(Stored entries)

------------------------------------------------

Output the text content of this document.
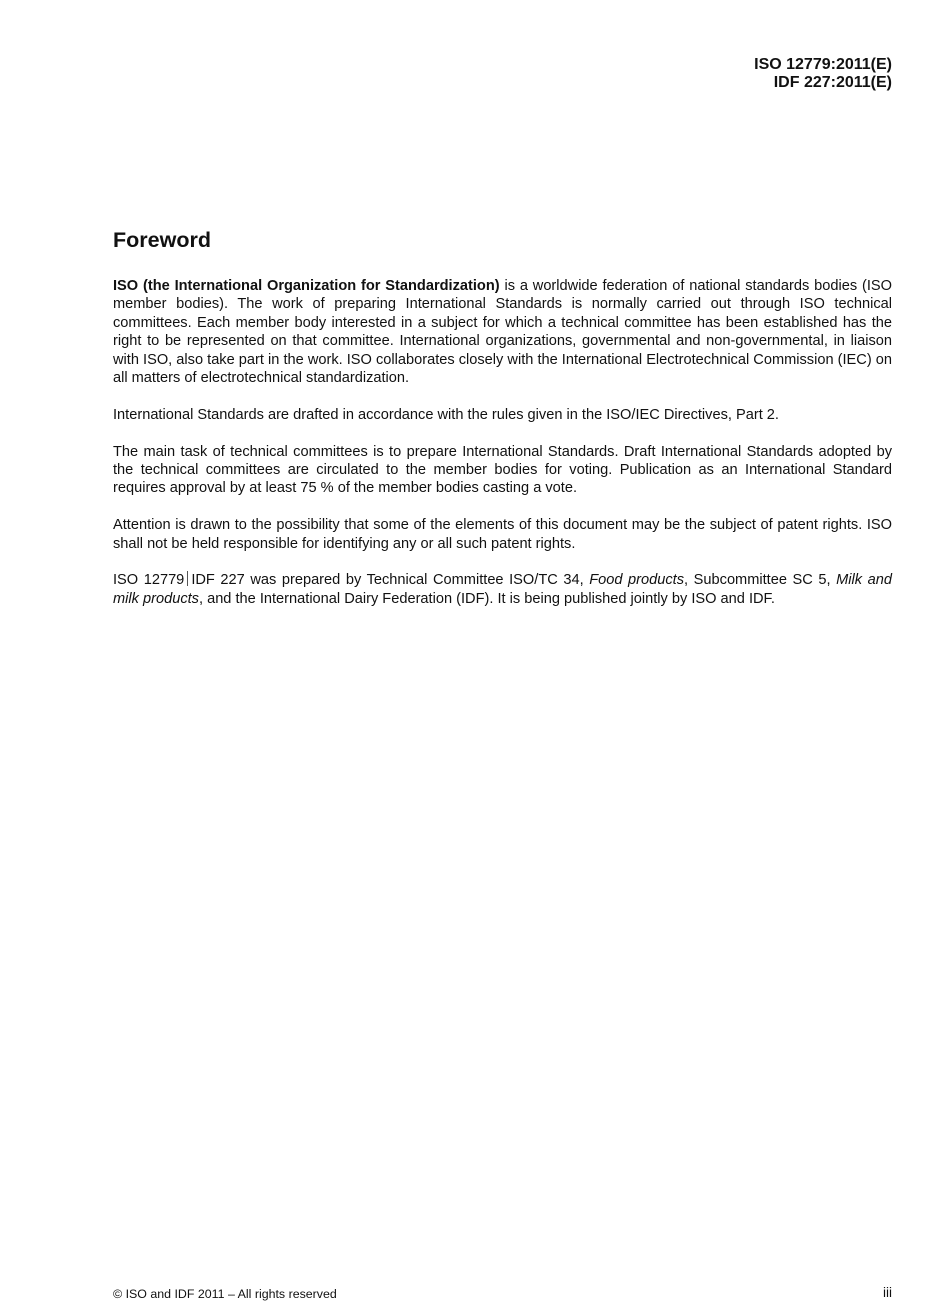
ISO 12779:2011(E)
IDF 227:2011(E)
Foreword

ISO (the International Organization for Standardization) is a worldwide federation of national standards bodies (ISO member bodies). The work of preparing International Standards is normally carried out through ISO technical committees. Each member body interested in a subject for which a technical committee has been established has the right to be represented on that committee. International organizations, governmental and non-governmental, in liaison with ISO, also take part in the work. ISO collaborates closely with the International Electrotechnical Commission (IEC) on all matters of electrotechnical standardization.

International Standards are drafted in accordance with the rules given in the ISO/IEC Directives, Part 2.

The main task of technical committees is to prepare International Standards. Draft International Standards adopted by the technical committees are circulated to the member bodies for voting. Publication as an International Standard requires approval by at least 75 % of the member bodies casting a vote.

Attention is drawn to the possibility that some of the elements of this document may be the subject of patent rights. ISO shall not be held responsible for identifying any or all such patent rights.

ISO 12779 IDF 227 was prepared by Technical Committee ISO/TC 34, Food products, Subcommittee SC 5, Milk and milk products, and the International Dairy Federation (IDF). It is being published jointly by ISO and IDF.

© ISO and IDF 2011 – All rights reserved	iii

------------------------------------------------

- **WHAT YOU SHOULD DO**:
Find every line with "this" in the listing and state how many there are, nothing else.

- **EXERCISE ANSWER**:
2